▸ Problem to work on:
Each entry must appear again exactly as it does in the source.

▸ Records:
════

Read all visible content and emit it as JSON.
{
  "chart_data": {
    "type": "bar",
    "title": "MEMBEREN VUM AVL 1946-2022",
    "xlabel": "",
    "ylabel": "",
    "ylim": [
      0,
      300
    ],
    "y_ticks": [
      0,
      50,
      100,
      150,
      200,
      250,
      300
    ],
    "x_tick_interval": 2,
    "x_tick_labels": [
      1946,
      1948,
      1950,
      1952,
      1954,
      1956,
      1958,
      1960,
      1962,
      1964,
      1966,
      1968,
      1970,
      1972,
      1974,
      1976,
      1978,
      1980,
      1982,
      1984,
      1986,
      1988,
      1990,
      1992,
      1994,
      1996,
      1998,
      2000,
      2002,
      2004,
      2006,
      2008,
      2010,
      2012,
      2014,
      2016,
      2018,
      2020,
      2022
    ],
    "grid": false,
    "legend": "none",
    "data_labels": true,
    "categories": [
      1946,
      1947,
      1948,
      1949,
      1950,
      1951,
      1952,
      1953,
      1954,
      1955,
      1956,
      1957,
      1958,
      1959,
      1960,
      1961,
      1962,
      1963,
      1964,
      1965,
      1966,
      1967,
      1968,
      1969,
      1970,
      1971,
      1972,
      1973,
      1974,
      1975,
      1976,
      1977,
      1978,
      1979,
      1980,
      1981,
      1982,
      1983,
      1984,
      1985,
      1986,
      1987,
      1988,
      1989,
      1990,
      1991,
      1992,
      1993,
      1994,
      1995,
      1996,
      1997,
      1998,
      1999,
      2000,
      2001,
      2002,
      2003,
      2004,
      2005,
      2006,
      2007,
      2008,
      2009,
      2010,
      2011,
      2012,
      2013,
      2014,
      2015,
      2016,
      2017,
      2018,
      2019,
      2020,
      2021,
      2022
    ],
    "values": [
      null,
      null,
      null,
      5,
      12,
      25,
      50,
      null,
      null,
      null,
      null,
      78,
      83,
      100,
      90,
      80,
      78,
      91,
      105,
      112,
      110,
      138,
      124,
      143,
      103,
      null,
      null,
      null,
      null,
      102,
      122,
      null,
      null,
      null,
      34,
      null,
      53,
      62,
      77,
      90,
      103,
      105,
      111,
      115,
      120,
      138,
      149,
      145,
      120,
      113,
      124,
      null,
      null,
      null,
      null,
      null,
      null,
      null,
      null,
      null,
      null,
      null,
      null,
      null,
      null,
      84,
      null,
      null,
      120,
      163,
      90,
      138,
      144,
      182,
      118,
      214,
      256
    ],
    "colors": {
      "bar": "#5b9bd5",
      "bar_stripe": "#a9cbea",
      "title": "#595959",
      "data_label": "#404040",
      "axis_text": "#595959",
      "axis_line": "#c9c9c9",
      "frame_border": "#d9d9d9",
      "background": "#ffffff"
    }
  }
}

════

▸ Full output:
Read all visible content and emit it as JSON.
{
  "chart_data": {
    "type": "bar",
    "title": "MEMBEREN VUM AVL 1946-2022",
    "xlabel": "",
    "ylabel": "",
    "ylim": [
      0,
      300
    ],
    "y_ticks": [
      0,
      50,
      100,
      150,
      200,
      250,
      300
    ],
    "x_tick_interval": 2,
    "x_tick_labels": [
      1946,
      1948,
      1950,
      1952,
      1954,
      1956,
      1958,
      1960,
      1962,
      1964,
      1966,
      1968,
      1970,
      1972,
      1974,
      1976,
      1978,
      1980,
      1982,
      1984,
      1986,
      1988,
      1990,
      1992,
      1994,
      1996,
      1998,
      2000,
      2002,
      2004,
      2006,
      2008,
      2010,
      2012,
      2014,
      2016,
      2018,
      2020,
      2022
    ],
    "grid": false,
    "legend": "none",
    "data_labels": true,
    "categories": [
      1946,
      1947,
      1948,
      1949,
      1950,
      1951,
      1952,
      1953,
      1954,
      1955,
      1956,
      1957,
      1958,
      1959,
      1960,
      1961,
      1962,
      1963,
      1964,
      1965,
      1966,
      1967,
      1968,
      1969,
      1970,
      1971,
      1972,
      1973,
      1974,
      1975,
      1976,
      1977,
      1978,
      1979,
      1980,
      1981,
      1982,
      1983,
      1984,
      1985,
      1986,
      1987,
      1988,
      1989,
      1990,
      1991,
      1992,
      1993,
      1994,
      1995,
      1996,
      1997,
      1998,
      1999,
      2000,
      2001,
      2002,
      2003,
      2004,
      2005,
      2006,
      2007,
      2008,
      2009,
      2010,
      2011,
      2012,
      2013,
      2014,
      2015,
      2016,
      2017,
      2018,
      2019,
      2020,
      2021,
      2022
    ],
    "values": [
      null,
      null,
      null,
      5,
      12,
      25,
      50,
      null,
      null,
      null,
      null,
      78,
      83,
      100,
      90,
      80,
      78,
      91,
      105,
      112,
      110,
      138,
      124,
      143,
      103,
      null,
      null,
      null,
      null,
      102,
      122,
      null,
      null,
      null,
      34,
      null,
      53,
      62,
      77,
      90,
      103,
      105,
      111,
      115,
      120,
      138,
      149,
      145,
      120,
      113,
      124,
      null,
      null,
      null,
      null,
      null,
      null,
      null,
      null,
      null,
      null,
      null,
      null,
      null,
      null,
      84,
      null,
      null,
      120,
      163,
      90,
      138,
      144,
      182,
      118,
      214,
      256
    ],
    "colors": {
      "bar": "#5b9bd5",
      "bar_stripe": "#a9cbea",
      "title": "#595959",
      "data_label": "#404040",
      "axis_text": "#595959",
      "axis_line": "#c9c9c9",
      "frame_border": "#d9d9d9",
      "background": "#ffffff"
    }
  }
}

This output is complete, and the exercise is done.